- PROBLEM DESCRIPTION -
Transcribe each line of the material as it is, and drop any picture.

- DATASET -
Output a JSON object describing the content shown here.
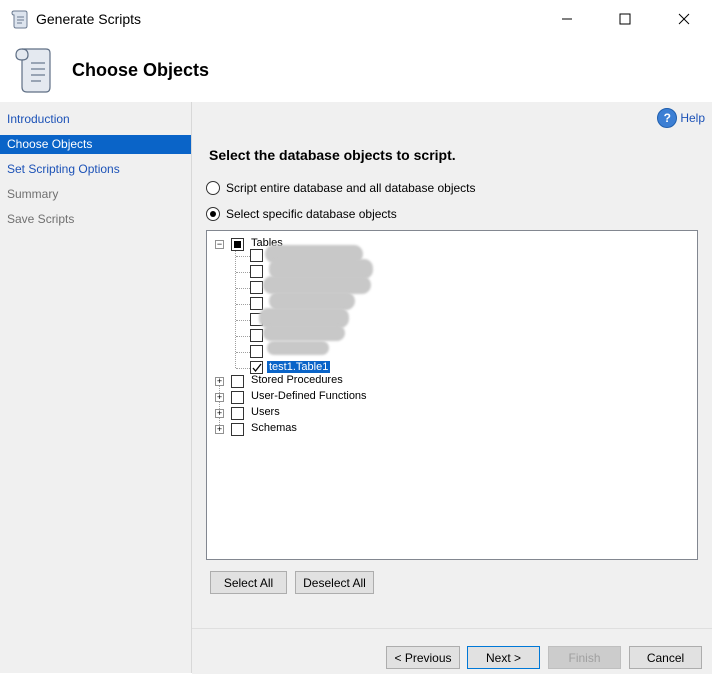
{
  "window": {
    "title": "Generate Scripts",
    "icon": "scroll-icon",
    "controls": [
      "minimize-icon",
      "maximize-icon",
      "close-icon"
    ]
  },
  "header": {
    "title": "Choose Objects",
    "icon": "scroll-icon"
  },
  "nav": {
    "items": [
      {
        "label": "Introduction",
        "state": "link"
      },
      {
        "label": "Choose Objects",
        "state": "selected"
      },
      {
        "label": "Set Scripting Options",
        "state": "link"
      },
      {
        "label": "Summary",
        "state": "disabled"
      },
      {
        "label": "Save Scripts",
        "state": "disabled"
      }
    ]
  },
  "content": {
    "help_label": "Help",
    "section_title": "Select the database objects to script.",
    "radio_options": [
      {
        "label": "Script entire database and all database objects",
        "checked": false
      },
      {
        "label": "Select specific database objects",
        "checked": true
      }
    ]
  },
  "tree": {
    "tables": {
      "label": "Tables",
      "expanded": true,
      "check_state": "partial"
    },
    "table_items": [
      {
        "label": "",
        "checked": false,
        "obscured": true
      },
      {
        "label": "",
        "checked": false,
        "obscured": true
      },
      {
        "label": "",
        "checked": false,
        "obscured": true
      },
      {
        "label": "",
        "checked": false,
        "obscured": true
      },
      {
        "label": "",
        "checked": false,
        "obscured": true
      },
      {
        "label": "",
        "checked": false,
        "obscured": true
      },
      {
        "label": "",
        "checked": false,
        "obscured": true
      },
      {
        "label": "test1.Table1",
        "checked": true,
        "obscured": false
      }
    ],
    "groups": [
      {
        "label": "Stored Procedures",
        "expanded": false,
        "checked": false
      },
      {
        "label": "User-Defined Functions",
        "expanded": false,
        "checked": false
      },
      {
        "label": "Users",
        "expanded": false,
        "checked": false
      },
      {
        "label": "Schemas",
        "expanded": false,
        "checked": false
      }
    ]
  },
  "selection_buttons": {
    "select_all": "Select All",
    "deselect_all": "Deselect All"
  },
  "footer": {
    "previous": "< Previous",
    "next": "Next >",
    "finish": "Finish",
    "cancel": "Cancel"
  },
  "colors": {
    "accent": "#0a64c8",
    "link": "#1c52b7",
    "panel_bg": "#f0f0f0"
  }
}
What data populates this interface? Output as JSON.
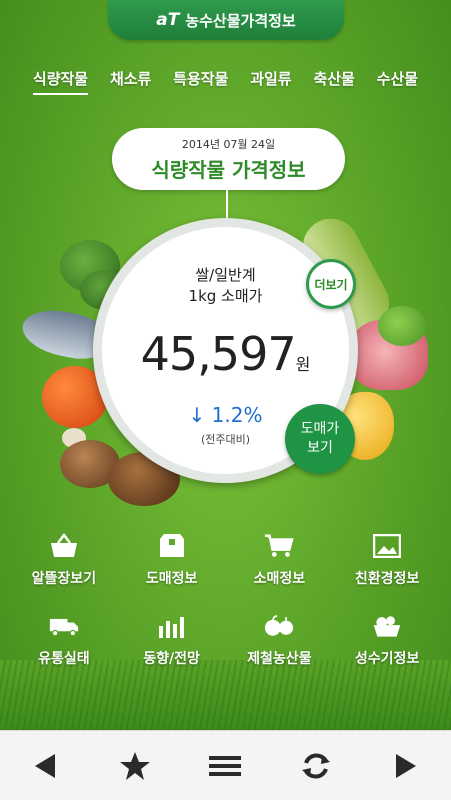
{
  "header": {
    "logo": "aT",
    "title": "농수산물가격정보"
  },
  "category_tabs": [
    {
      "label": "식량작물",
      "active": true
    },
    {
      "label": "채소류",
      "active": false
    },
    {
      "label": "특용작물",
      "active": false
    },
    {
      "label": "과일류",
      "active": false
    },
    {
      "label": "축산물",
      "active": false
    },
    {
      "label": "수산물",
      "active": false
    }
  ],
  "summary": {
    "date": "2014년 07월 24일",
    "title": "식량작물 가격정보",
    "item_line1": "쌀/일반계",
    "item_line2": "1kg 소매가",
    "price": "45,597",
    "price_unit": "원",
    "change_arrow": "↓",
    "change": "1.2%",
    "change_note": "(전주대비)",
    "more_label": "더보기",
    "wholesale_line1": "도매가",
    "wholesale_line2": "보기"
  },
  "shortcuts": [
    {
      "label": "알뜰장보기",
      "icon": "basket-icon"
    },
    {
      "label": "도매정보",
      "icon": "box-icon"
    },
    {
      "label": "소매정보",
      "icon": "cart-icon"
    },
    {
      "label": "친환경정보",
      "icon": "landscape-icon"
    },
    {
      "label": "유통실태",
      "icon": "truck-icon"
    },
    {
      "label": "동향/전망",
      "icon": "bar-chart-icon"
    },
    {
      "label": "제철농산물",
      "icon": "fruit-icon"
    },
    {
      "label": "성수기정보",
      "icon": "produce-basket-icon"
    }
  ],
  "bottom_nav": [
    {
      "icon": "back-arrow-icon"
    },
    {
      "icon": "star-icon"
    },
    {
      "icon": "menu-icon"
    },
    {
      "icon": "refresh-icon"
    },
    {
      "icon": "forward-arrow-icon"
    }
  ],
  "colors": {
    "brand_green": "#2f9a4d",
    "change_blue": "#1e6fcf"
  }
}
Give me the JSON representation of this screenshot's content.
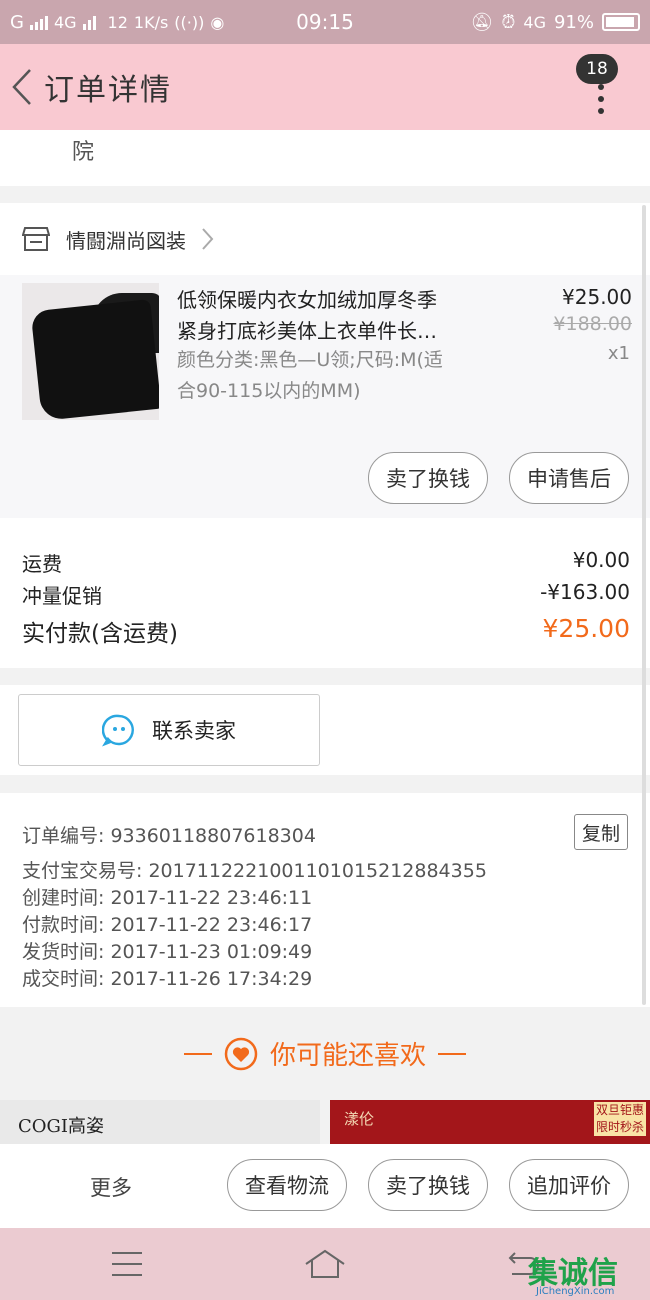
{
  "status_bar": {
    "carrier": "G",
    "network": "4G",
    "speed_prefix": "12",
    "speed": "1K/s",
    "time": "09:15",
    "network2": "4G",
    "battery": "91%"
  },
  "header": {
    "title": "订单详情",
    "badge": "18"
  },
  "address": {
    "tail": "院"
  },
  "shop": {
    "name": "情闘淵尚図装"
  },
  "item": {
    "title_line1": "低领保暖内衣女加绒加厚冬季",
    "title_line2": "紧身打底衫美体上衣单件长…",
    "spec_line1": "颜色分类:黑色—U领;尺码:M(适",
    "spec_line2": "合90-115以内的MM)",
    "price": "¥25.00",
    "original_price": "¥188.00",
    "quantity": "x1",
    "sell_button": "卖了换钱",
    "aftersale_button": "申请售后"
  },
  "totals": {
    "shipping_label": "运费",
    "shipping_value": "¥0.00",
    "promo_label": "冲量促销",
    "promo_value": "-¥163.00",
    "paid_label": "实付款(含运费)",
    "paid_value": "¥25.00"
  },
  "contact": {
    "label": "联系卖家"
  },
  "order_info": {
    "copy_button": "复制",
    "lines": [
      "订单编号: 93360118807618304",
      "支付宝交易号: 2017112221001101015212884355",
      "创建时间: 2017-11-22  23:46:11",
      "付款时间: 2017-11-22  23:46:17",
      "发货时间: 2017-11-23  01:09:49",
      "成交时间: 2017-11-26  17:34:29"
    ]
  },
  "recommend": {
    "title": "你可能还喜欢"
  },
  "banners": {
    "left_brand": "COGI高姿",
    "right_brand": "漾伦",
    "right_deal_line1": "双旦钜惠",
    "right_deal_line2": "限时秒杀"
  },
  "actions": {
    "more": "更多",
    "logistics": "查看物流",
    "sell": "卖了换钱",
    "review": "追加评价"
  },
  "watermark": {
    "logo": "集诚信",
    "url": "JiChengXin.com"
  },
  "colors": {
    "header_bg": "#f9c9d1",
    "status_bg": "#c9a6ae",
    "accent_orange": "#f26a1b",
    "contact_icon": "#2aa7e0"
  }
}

- RESPONSE BELOW -
Output a JSON object describing the content shown here.
{
  "window": {
    "title": "Generate Scripts",
    "icon": "scroll-icon",
    "controls": [
      "minimize-icon",
      "maximize-icon",
      "close-icon"
    ]
  },
  "header": {
    "title": "Choose Objects",
    "icon": "scroll-icon"
  },
  "nav": {
    "items": [
      {
        "label": "Introduction",
        "state": "link"
      },
      {
        "label": "Choose Objects",
        "state": "selected"
      },
      {
        "label": "Set Scripting Options",
        "state": "link"
      },
      {
        "label": "Summary",
        "state": "disabled"
      },
      {
        "label": "Save Scripts",
        "state": "disabled"
      }
    ]
  },
  "content": {
    "help_label": "Help",
    "section_title": "Select the database objects to script.",
    "radio_options": [
      {
        "label": "Script entire database and all database objects",
        "checked": false
      },
      {
        "label": "Select specific database objects",
        "checked": true
      }
    ]
  },
  "tree": {
    "tables": {
      "label": "Tables",
      "expanded": true,
      "check_state": "partial"
    },
    "table_items": [
      {
        "label": "",
        "checked": false,
        "obscured": true
      },
      {
        "label": "",
        "checked": false,
        "obscured": true
      },
      {
        "label": "",
        "checked": false,
        "obscured": true
      },
      {
        "label": "",
        "checked": false,
        "obscured": true
      },
      {
        "label": "",
        "checked": false,
        "obscured": true
      },
      {
        "label": "",
        "checked": false,
        "obscured": true
      },
      {
        "label": "",
        "checked": false,
        "obscured": true
      },
      {
        "label": "test1.Table1",
        "checked": true,
        "obscured": false
      }
    ],
    "groups": [
      {
        "label": "Stored Procedures",
        "expanded": false,
        "checked": false
      },
      {
        "label": "User-Defined Functions",
        "expanded": false,
        "checked": false
      },
      {
        "label": "Users",
        "expanded": false,
        "checked": false
      },
      {
        "label": "Schemas",
        "expanded": false,
        "checked": false
      }
    ]
  },
  "selection_buttons": {
    "select_all": "Select All",
    "deselect_all": "Deselect All"
  },
  "footer": {
    "previous": "< Previous",
    "next": "Next >",
    "finish": "Finish",
    "cancel": "Cancel"
  },
  "colors": {
    "accent": "#0a64c8",
    "link": "#1c52b7",
    "panel_bg": "#f0f0f0"
  }
}
What data populates this interface? Output as JSON.
{
  "header": {
    "logo": "aT",
    "title": "농수산물가격정보"
  },
  "category_tabs": [
    {
      "label": "식량작물",
      "active": true
    },
    {
      "label": "채소류",
      "active": false
    },
    {
      "label": "특용작물",
      "active": false
    },
    {
      "label": "과일류",
      "active": false
    },
    {
      "label": "축산물",
      "active": false
    },
    {
      "label": "수산물",
      "active": false
    }
  ],
  "summary": {
    "date": "2014년 07월 24일",
    "title": "식량작물 가격정보",
    "item_line1": "쌀/일반계",
    "item_line2": "1kg 소매가",
    "price": "45,597",
    "price_unit": "원",
    "change_arrow": "↓",
    "change": "1.2%",
    "change_note": "(전주대비)",
    "more_label": "더보기",
    "wholesale_line1": "도매가",
    "wholesale_line2": "보기"
  },
  "shortcuts": [
    {
      "label": "알뜰장보기",
      "icon": "basket-icon"
    },
    {
      "label": "도매정보",
      "icon": "box-icon"
    },
    {
      "label": "소매정보",
      "icon": "cart-icon"
    },
    {
      "label": "친환경정보",
      "icon": "landscape-icon"
    },
    {
      "label": "유통실태",
      "icon": "truck-icon"
    },
    {
      "label": "동향/전망",
      "icon": "bar-chart-icon"
    },
    {
      "label": "제철농산물",
      "icon": "fruit-icon"
    },
    {
      "label": "성수기정보",
      "icon": "produce-basket-icon"
    }
  ],
  "bottom_nav": [
    {
      "icon": "back-arrow-icon"
    },
    {
      "icon": "star-icon"
    },
    {
      "icon": "menu-icon"
    },
    {
      "icon": "refresh-icon"
    },
    {
      "icon": "forward-arrow-icon"
    }
  ],
  "colors": {
    "brand_green": "#2f9a4d",
    "change_blue": "#1e6fcf"
  }
}
Give me the JSON representation of this screenshot's content.
{
  "status_bar": {
    "carrier": "G",
    "network": "4G",
    "speed_prefix": "12",
    "speed": "1K/s",
    "time": "09:15",
    "network2": "4G",
    "battery": "91%"
  },
  "header": {
    "title": "订单详情",
    "badge": "18"
  },
  "address": {
    "tail": "院"
  },
  "shop": {
    "name": "情闘淵尚図装"
  },
  "item": {
    "title_line1": "低领保暖内衣女加绒加厚冬季",
    "title_line2": "紧身打底衫美体上衣单件长…",
    "spec_line1": "颜色分类:黑色—U领;尺码:M(适",
    "spec_line2": "合90-115以内的MM)",
    "price": "¥25.00",
    "original_price": "¥188.00",
    "quantity": "x1",
    "sell_button": "卖了换钱",
    "aftersale_button": "申请售后"
  },
  "totals": {
    "shipping_label": "运费",
    "shipping_value": "¥0.00",
    "promo_label": "冲量促销",
    "promo_value": "-¥163.00",
    "paid_label": "实付款(含运费)",
    "paid_value": "¥25.00"
  },
  "contact": {
    "label": "联系卖家"
  },
  "order_info": {
    "copy_button": "复制",
    "lines": [
      "订单编号: 93360118807618304",
      "支付宝交易号: 2017112221001101015212884355",
      "创建时间: 2017-11-22  23:46:11",
      "付款时间: 2017-11-22  23:46:17",
      "发货时间: 2017-11-23  01:09:49",
      "成交时间: 2017-11-26  17:34:29"
    ]
  },
  "recommend": {
    "title": "你可能还喜欢"
  },
  "banners": {
    "left_brand": "COGI高姿",
    "right_brand": "漾伦",
    "right_deal_line1": "双旦钜惠",
    "right_deal_line2": "限时秒杀"
  },
  "actions": {
    "more": "更多",
    "logistics": "查看物流",
    "sell": "卖了换钱",
    "review": "追加评价"
  },
  "watermark": {
    "logo": "集诚信",
    "url": "JiChengXin.com"
  },
  "colors": {
    "header_bg": "#f9c9d1",
    "status_bg": "#c9a6ae",
    "accent_orange": "#f26a1b",
    "contact_icon": "#2aa7e0"
  }
}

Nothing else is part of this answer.